[Raw records]

________________

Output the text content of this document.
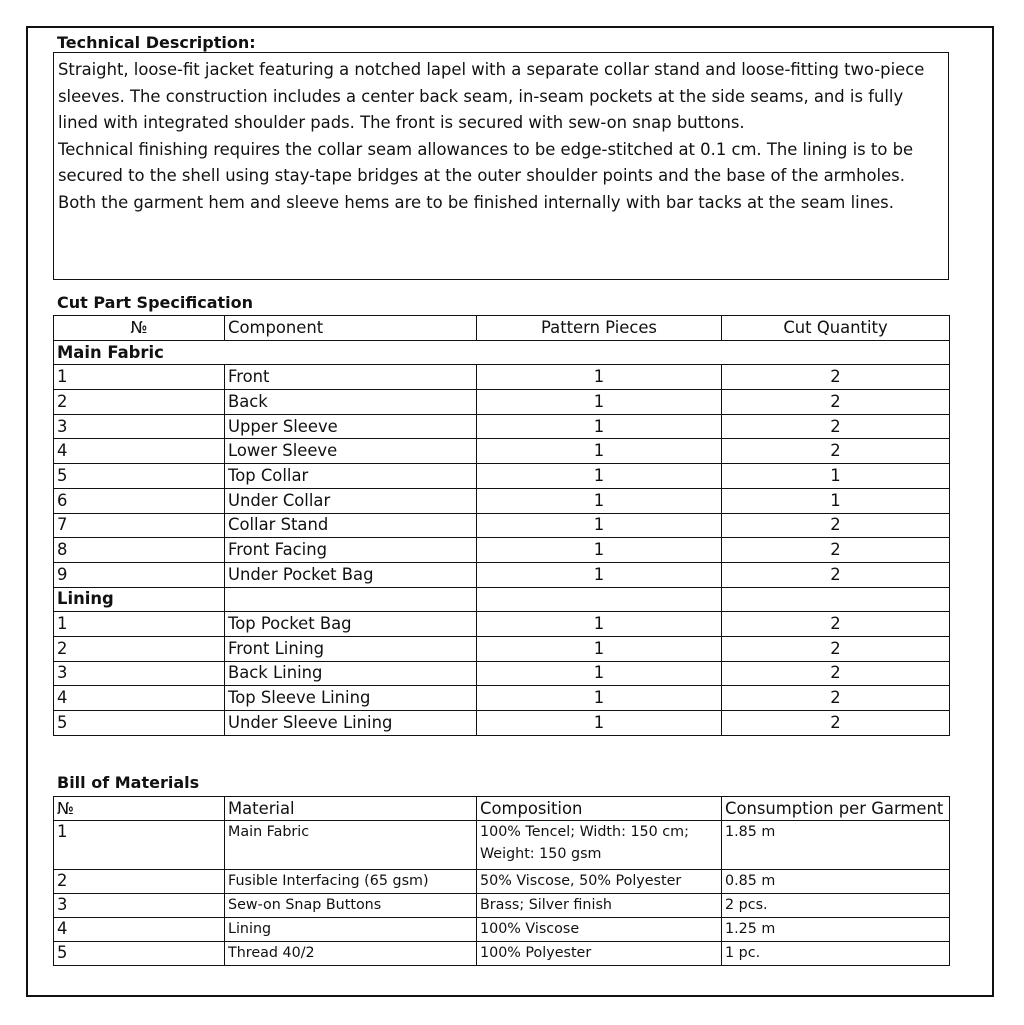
Technical Description:

Straight, loose-fit jacket featuring a notched lapel with a separate collar stand and loose-fitting two-piece sleeves. The construction includes a center back seam, in-seam pockets at the side seams, and is fully lined with integrated shoulder pads. The front is secured with sew-on snap buttons.

Technical finishing requires the collar seam allowances to be edge-stitched at 0.1 cm. The lining is to be secured to the shell using stay-tape bridges at the outer shoulder points and the base of the armholes. Both the garment hem and sleeve hems are to be finished internally with bar tacks at the seam lines.

Cut Part Specification
№	Component	Pattern Pieces	Cut Quantity
Main Fabric			
1	Front	1	2
2	Back	1	2
3	Upper Sleeve	1	2
4	Lower Sleeve	1	2
5	Top Collar	1	1
6	Under Collar	1	1
7	Collar Stand	1	2
8	Front Facing	1	2
9	Under Pocket Bag	1	2
Lining			
1	Top Pocket Bag	1	2
2	Front Lining	1	2
3	Back Lining	1	2
4	Top Sleeve Lining	1	2
5	Under Sleeve Lining	1	2
Bill of Materials
№	Material	Composition	Consumption per Garment
1	Main Fabric	100% Tencel; Width: 150 cm;
Weight: 150 gsm	1.85 m
2	Fusible Interfacing (65 gsm)	50% Viscose, 50% Polyester	0.85 m
3	Sew-on Snap Buttons	Brass; Silver finish	2 pcs.
4	Lining	100% Viscose	1.25 m
5	Thread 40/2	100% Polyester	1 pc.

________________

_Goal of the exercise_
What you return should match the records above word for word, minus the pictures.

_The output_
Output the text content of this document.
Technical Description:

Straight, loose-fit jacket featuring a notched lapel with a separate collar stand and loose-fitting two-piece sleeves. The construction includes a center back seam, in-seam pockets at the side seams, and is fully lined with integrated shoulder pads. The front is secured with sew-on snap buttons.

Technical finishing requires the collar seam allowances to be edge-stitched at 0.1 cm. The lining is to be secured to the shell using stay-tape bridges at the outer shoulder points and the base of the armholes. Both the garment hem and sleeve hems are to be finished internally with bar tacks at the seam lines.

Cut Part Specification
№	Component	Pattern Pieces	Cut Quantity
Main Fabric			
1	Front	1	2
2	Back	1	2
3	Upper Sleeve	1	2
4	Lower Sleeve	1	2
5	Top Collar	1	1
6	Under Collar	1	1
7	Collar Stand	1	2
8	Front Facing	1	2
9	Under Pocket Bag	1	2
Lining			
1	Top Pocket Bag	1	2
2	Front Lining	1	2
3	Back Lining	1	2
4	Top Sleeve Lining	1	2
5	Under Sleeve Lining	1	2
Bill of Materials
№	Material	Composition	Consumption per Garment
1	Main Fabric	100% Tencel; Width: 150 cm;
Weight: 150 gsm	1.85 m
2	Fusible Interfacing (65 gsm)	50% Viscose, 50% Polyester	0.85 m
3	Sew-on Snap Buttons	Brass; Silver finish	2 pcs.
4	Lining	100% Viscose	1.25 m
5	Thread 40/2	100% Polyester	1 pc.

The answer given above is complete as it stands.